_WHAT YOU NEED TO DO_:
Which lines hold the word "puis"? Copy each of them from the material.

_DATA LINES_:
——
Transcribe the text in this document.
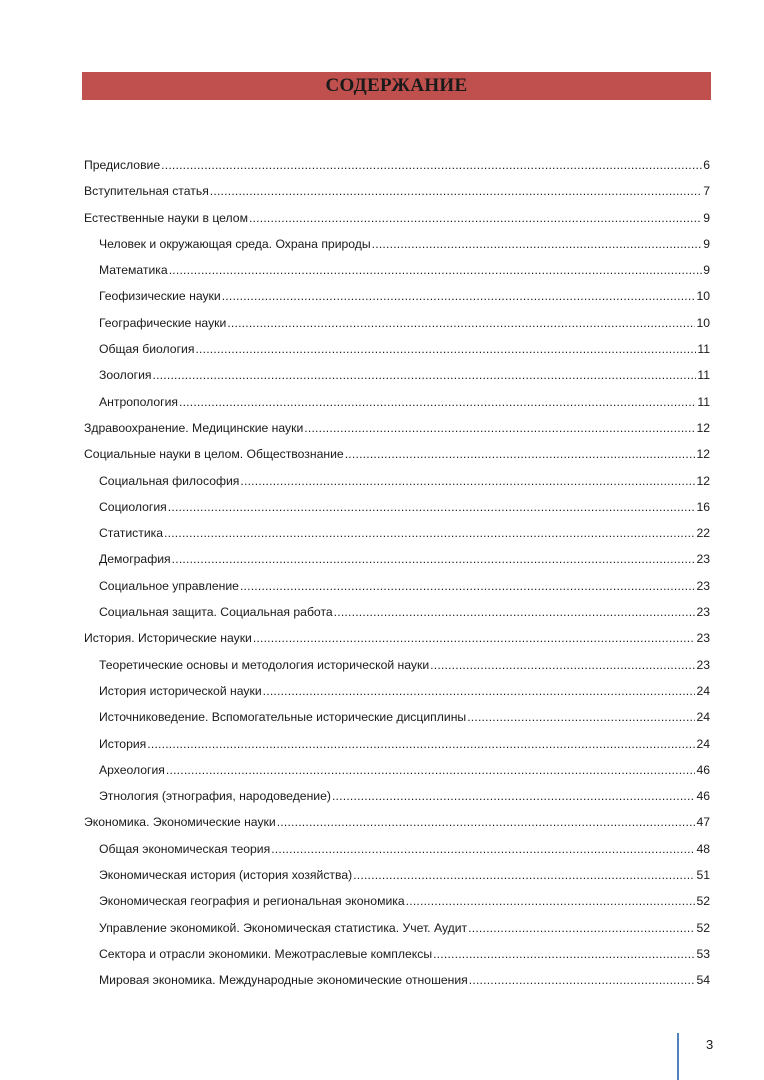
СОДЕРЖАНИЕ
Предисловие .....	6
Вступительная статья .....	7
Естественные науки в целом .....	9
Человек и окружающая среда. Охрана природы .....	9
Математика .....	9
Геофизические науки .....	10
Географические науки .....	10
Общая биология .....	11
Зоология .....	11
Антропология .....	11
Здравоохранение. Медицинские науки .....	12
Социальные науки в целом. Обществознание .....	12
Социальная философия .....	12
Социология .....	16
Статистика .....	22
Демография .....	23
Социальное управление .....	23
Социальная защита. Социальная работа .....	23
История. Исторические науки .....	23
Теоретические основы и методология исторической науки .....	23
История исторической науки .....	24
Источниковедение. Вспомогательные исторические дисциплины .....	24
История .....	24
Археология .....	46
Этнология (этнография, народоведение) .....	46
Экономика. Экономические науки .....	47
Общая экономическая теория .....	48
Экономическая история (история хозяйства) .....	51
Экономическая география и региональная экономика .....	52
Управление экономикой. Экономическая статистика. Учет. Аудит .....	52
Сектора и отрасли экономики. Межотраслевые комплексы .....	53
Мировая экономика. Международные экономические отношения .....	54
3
——
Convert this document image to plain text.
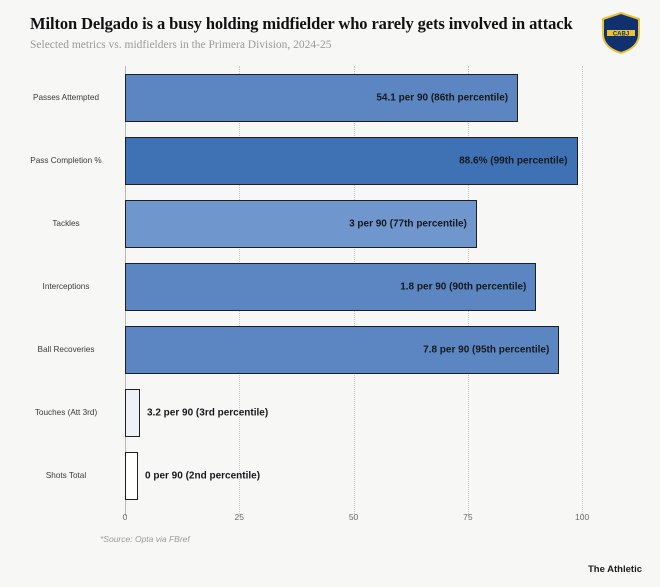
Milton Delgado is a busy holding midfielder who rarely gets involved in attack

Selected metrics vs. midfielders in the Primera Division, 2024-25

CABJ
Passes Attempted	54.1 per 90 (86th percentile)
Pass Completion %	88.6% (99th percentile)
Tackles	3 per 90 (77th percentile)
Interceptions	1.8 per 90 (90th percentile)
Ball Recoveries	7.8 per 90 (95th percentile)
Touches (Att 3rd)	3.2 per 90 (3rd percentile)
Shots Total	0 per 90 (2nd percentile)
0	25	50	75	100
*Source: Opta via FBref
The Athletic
——
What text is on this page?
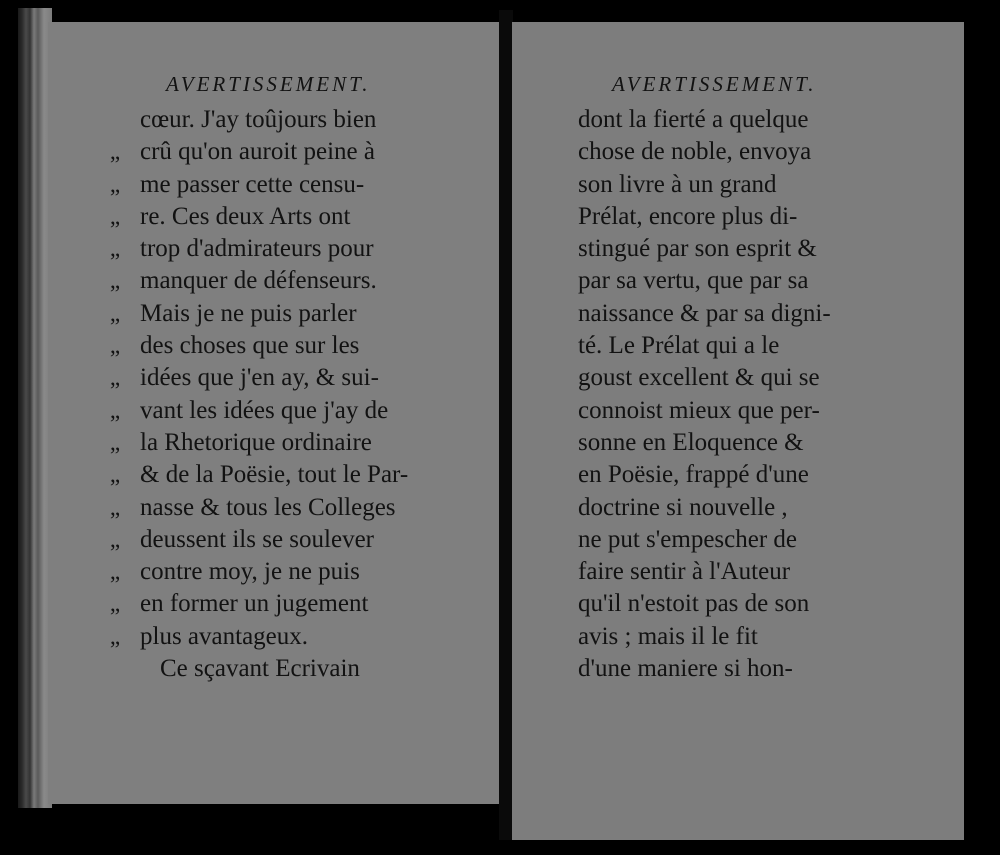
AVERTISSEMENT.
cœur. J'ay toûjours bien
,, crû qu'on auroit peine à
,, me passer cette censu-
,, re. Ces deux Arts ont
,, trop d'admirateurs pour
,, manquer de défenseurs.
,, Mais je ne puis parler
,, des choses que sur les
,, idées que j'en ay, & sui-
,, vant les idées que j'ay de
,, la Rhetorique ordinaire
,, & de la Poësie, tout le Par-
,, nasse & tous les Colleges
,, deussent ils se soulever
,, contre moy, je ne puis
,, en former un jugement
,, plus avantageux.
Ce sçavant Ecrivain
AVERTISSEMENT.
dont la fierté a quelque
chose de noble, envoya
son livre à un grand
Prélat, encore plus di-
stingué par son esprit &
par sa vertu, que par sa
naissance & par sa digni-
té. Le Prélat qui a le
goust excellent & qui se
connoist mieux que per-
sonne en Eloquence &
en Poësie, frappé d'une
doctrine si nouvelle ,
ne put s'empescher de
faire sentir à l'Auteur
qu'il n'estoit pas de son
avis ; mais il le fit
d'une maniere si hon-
——
_THE REPLY_:
,, Mais je ne puis parler
,, contre moy, je ne puis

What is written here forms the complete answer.